**WORK REQUIRED:**
Copy every record below exactly as written, but leave out the pictures.

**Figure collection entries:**
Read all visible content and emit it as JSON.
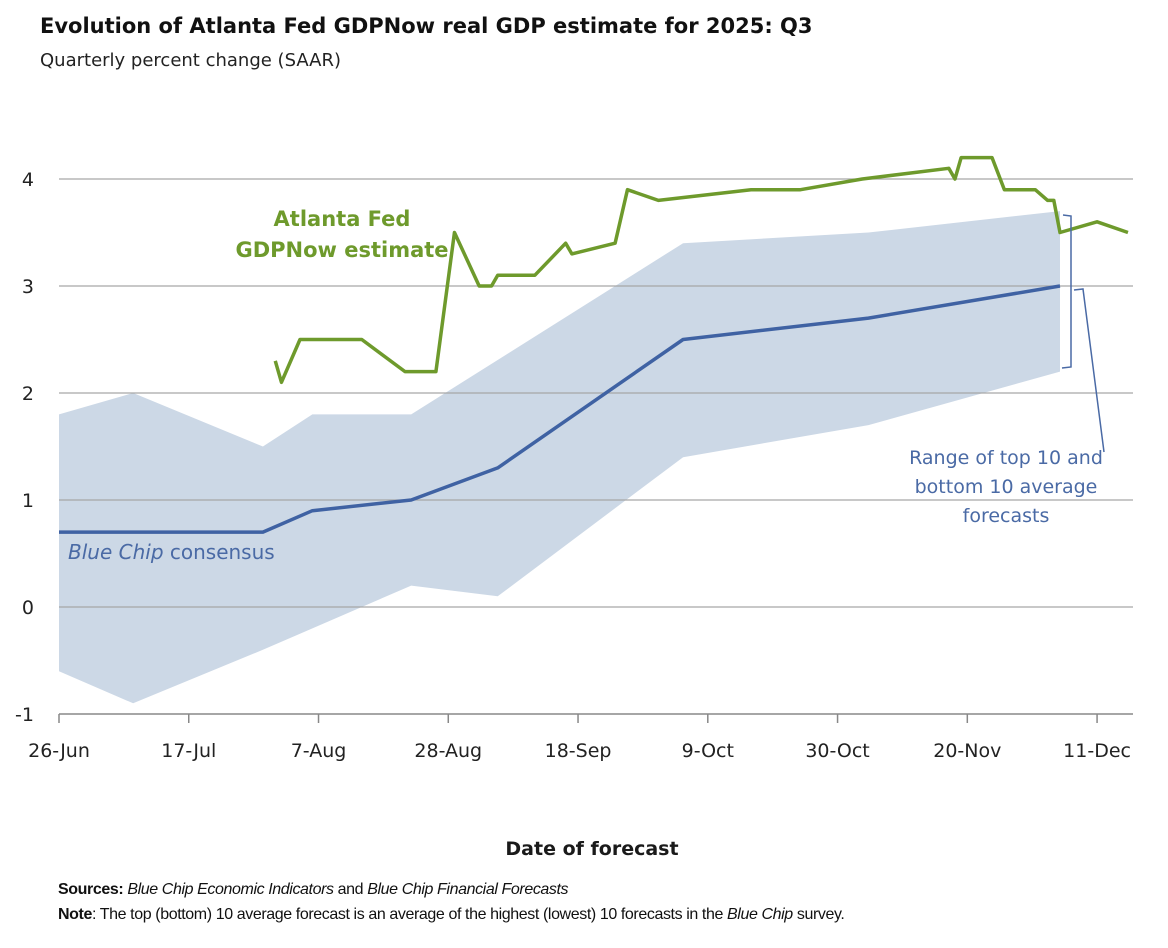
{
  "title": "Evolution of Atlanta Fed GDPNow real GDP estimate for 2025: Q3",
  "subtitle": "Quarterly percent change (SAAR)",
  "annotations": {
    "gdpnow_line1": "Atlanta Fed",
    "gdpnow_line2": "GDPNow estimate",
    "consensus_italic": "Blue Chip",
    "consensus_rest": " consensus",
    "range_line1": "Range of top 10 and",
    "range_line2": "bottom 10 average",
    "range_line3": "forecasts"
  },
  "footer": {
    "sources_label": "Sources:",
    "sources_italic1": "Blue Chip Economic Indicators",
    "sources_and": " and ",
    "sources_italic2": "Blue Chip Financial Forecasts",
    "note_label": "Note",
    "note_text1": ": The top (bottom) 10 average forecast is an average of the highest (lowest) 10 forecasts in the ",
    "note_italic": "Blue Chip",
    "note_text2": " survey."
  },
  "colors": {
    "gdpnow": "#6e9a2c",
    "consensus": "#3f62a3",
    "band": "#ccd8e6",
    "grid": "#a6a6a6"
  },
  "chart_data": {
    "type": "line",
    "title": "Evolution of Atlanta Fed GDPNow real GDP estimate for 2025: Q3",
    "subtitle": "Quarterly percent change (SAAR)",
    "xlabel": "Date of forecast",
    "ylabel": "",
    "ylim": [
      -1,
      4.3
    ],
    "yticks": [
      "-1",
      "0",
      "1",
      "2",
      "3",
      "4"
    ],
    "xlim": [
      "2025-06-26",
      "2025-12-16"
    ],
    "xticks": [
      {
        "date": "2025-06-26",
        "label": "26-Jun"
      },
      {
        "date": "2025-07-17",
        "label": "17-Jul"
      },
      {
        "date": "2025-08-07",
        "label": "7-Aug"
      },
      {
        "date": "2025-08-28",
        "label": "28-Aug"
      },
      {
        "date": "2025-09-18",
        "label": "18-Sep"
      },
      {
        "date": "2025-10-09",
        "label": "9-Oct"
      },
      {
        "date": "2025-10-30",
        "label": "30-Oct"
      },
      {
        "date": "2025-11-20",
        "label": "20-Nov"
      },
      {
        "date": "2025-12-11",
        "label": "11-Dec"
      }
    ],
    "grid": true,
    "series": [
      {
        "name": "Atlanta Fed GDPNow estimate",
        "type": "line",
        "points": [
          [
            "2025-07-31",
            2.3
          ],
          [
            "2025-08-01",
            2.1
          ],
          [
            "2025-08-04",
            2.5
          ],
          [
            "2025-08-14",
            2.5
          ],
          [
            "2025-08-21",
            2.2
          ],
          [
            "2025-08-26",
            2.2
          ],
          [
            "2025-08-29",
            3.5
          ],
          [
            "2025-09-02",
            3.0
          ],
          [
            "2025-09-04",
            3.0
          ],
          [
            "2025-09-05",
            3.1
          ],
          [
            "2025-09-11",
            3.1
          ],
          [
            "2025-09-16",
            3.4
          ],
          [
            "2025-09-17",
            3.3
          ],
          [
            "2025-09-24",
            3.4
          ],
          [
            "2025-09-26",
            3.9
          ],
          [
            "2025-10-01",
            3.8
          ],
          [
            "2025-10-16",
            3.9
          ],
          [
            "2025-10-24",
            3.9
          ],
          [
            "2025-11-03",
            4.0
          ],
          [
            "2025-11-17",
            4.1
          ],
          [
            "2025-11-18",
            4.0
          ],
          [
            "2025-11-19",
            4.2
          ],
          [
            "2025-11-24",
            4.2
          ],
          [
            "2025-11-26",
            3.9
          ],
          [
            "2025-12-01",
            3.9
          ],
          [
            "2025-12-03",
            3.8
          ],
          [
            "2025-12-04",
            3.8
          ],
          [
            "2025-12-05",
            3.5
          ],
          [
            "2025-12-11",
            3.6
          ],
          [
            "2025-12-16",
            3.5
          ]
        ]
      },
      {
        "name": "Blue Chip consensus",
        "type": "line",
        "points": [
          [
            "2025-06-26",
            0.7
          ],
          [
            "2025-07-29",
            0.7
          ],
          [
            "2025-08-06",
            0.9
          ],
          [
            "2025-08-22",
            1.0
          ],
          [
            "2025-09-05",
            1.3
          ],
          [
            "2025-10-05",
            2.5
          ],
          [
            "2025-11-04",
            2.7
          ],
          [
            "2025-12-05",
            3.0
          ]
        ]
      },
      {
        "name": "Range of top 10 and bottom 10 average forecasts",
        "type": "area",
        "upper": [
          [
            "2025-06-26",
            1.8
          ],
          [
            "2025-07-08",
            2.0
          ],
          [
            "2025-07-29",
            1.5
          ],
          [
            "2025-08-06",
            1.8
          ],
          [
            "2025-08-22",
            1.8
          ],
          [
            "2025-10-05",
            3.4
          ],
          [
            "2025-11-04",
            3.5
          ],
          [
            "2025-12-05",
            3.7
          ]
        ],
        "lower": [
          [
            "2025-06-26",
            -0.6
          ],
          [
            "2025-07-08",
            -0.9
          ],
          [
            "2025-07-29",
            -0.4
          ],
          [
            "2025-08-22",
            0.2
          ],
          [
            "2025-09-05",
            0.1
          ],
          [
            "2025-10-05",
            1.4
          ],
          [
            "2025-11-04",
            1.7
          ],
          [
            "2025-12-05",
            2.2
          ]
        ]
      }
    ]
  }
}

**REPLY TO THE EXERCISE:**
Read all visible content and emit it as JSON.
{
  "title": "Evolution of Atlanta Fed GDPNow real GDP estimate for 2025: Q3",
  "subtitle": "Quarterly percent change (SAAR)",
  "annotations": {
    "gdpnow_line1": "Atlanta Fed",
    "gdpnow_line2": "GDPNow estimate",
    "consensus_italic": "Blue Chip",
    "consensus_rest": " consensus",
    "range_line1": "Range of top 10 and",
    "range_line2": "bottom 10 average",
    "range_line3": "forecasts"
  },
  "footer": {
    "sources_label": "Sources:",
    "sources_italic1": "Blue Chip Economic Indicators",
    "sources_and": " and ",
    "sources_italic2": "Blue Chip Financial Forecasts",
    "note_label": "Note",
    "note_text1": ": The top (bottom) 10 average forecast is an average of the highest (lowest) 10 forecasts in the ",
    "note_italic": "Blue Chip",
    "note_text2": " survey."
  },
  "colors": {
    "gdpnow": "#6e9a2c",
    "consensus": "#3f62a3",
    "band": "#ccd8e6",
    "grid": "#a6a6a6"
  },
  "chart_data": {
    "type": "line",
    "title": "Evolution of Atlanta Fed GDPNow real GDP estimate for 2025: Q3",
    "subtitle": "Quarterly percent change (SAAR)",
    "xlabel": "Date of forecast",
    "ylabel": "",
    "ylim": [
      -1,
      4.3
    ],
    "yticks": [
      "-1",
      "0",
      "1",
      "2",
      "3",
      "4"
    ],
    "xlim": [
      "2025-06-26",
      "2025-12-16"
    ],
    "xticks": [
      {
        "date": "2025-06-26",
        "label": "26-Jun"
      },
      {
        "date": "2025-07-17",
        "label": "17-Jul"
      },
      {
        "date": "2025-08-07",
        "label": "7-Aug"
      },
      {
        "date": "2025-08-28",
        "label": "28-Aug"
      },
      {
        "date": "2025-09-18",
        "label": "18-Sep"
      },
      {
        "date": "2025-10-09",
        "label": "9-Oct"
      },
      {
        "date": "2025-10-30",
        "label": "30-Oct"
      },
      {
        "date": "2025-11-20",
        "label": "20-Nov"
      },
      {
        "date": "2025-12-11",
        "label": "11-Dec"
      }
    ],
    "grid": true,
    "series": [
      {
        "name": "Atlanta Fed GDPNow estimate",
        "type": "line",
        "points": [
          [
            "2025-07-31",
            2.3
          ],
          [
            "2025-08-01",
            2.1
          ],
          [
            "2025-08-04",
            2.5
          ],
          [
            "2025-08-14",
            2.5
          ],
          [
            "2025-08-21",
            2.2
          ],
          [
            "2025-08-26",
            2.2
          ],
          [
            "2025-08-29",
            3.5
          ],
          [
            "2025-09-02",
            3.0
          ],
          [
            "2025-09-04",
            3.0
          ],
          [
            "2025-09-05",
            3.1
          ],
          [
            "2025-09-11",
            3.1
          ],
          [
            "2025-09-16",
            3.4
          ],
          [
            "2025-09-17",
            3.3
          ],
          [
            "2025-09-24",
            3.4
          ],
          [
            "2025-09-26",
            3.9
          ],
          [
            "2025-10-01",
            3.8
          ],
          [
            "2025-10-16",
            3.9
          ],
          [
            "2025-10-24",
            3.9
          ],
          [
            "2025-11-03",
            4.0
          ],
          [
            "2025-11-17",
            4.1
          ],
          [
            "2025-11-18",
            4.0
          ],
          [
            "2025-11-19",
            4.2
          ],
          [
            "2025-11-24",
            4.2
          ],
          [
            "2025-11-26",
            3.9
          ],
          [
            "2025-12-01",
            3.9
          ],
          [
            "2025-12-03",
            3.8
          ],
          [
            "2025-12-04",
            3.8
          ],
          [
            "2025-12-05",
            3.5
          ],
          [
            "2025-12-11",
            3.6
          ],
          [
            "2025-12-16",
            3.5
          ]
        ]
      },
      {
        "name": "Blue Chip consensus",
        "type": "line",
        "points": [
          [
            "2025-06-26",
            0.7
          ],
          [
            "2025-07-29",
            0.7
          ],
          [
            "2025-08-06",
            0.9
          ],
          [
            "2025-08-22",
            1.0
          ],
          [
            "2025-09-05",
            1.3
          ],
          [
            "2025-10-05",
            2.5
          ],
          [
            "2025-11-04",
            2.7
          ],
          [
            "2025-12-05",
            3.0
          ]
        ]
      },
      {
        "name": "Range of top 10 and bottom 10 average forecasts",
        "type": "area",
        "upper": [
          [
            "2025-06-26",
            1.8
          ],
          [
            "2025-07-08",
            2.0
          ],
          [
            "2025-07-29",
            1.5
          ],
          [
            "2025-08-06",
            1.8
          ],
          [
            "2025-08-22",
            1.8
          ],
          [
            "2025-10-05",
            3.4
          ],
          [
            "2025-11-04",
            3.5
          ],
          [
            "2025-12-05",
            3.7
          ]
        ],
        "lower": [
          [
            "2025-06-26",
            -0.6
          ],
          [
            "2025-07-08",
            -0.9
          ],
          [
            "2025-07-29",
            -0.4
          ],
          [
            "2025-08-22",
            0.2
          ],
          [
            "2025-09-05",
            0.1
          ],
          [
            "2025-10-05",
            1.4
          ],
          [
            "2025-11-04",
            1.7
          ],
          [
            "2025-12-05",
            2.2
          ]
        ]
      }
    ]
  }
}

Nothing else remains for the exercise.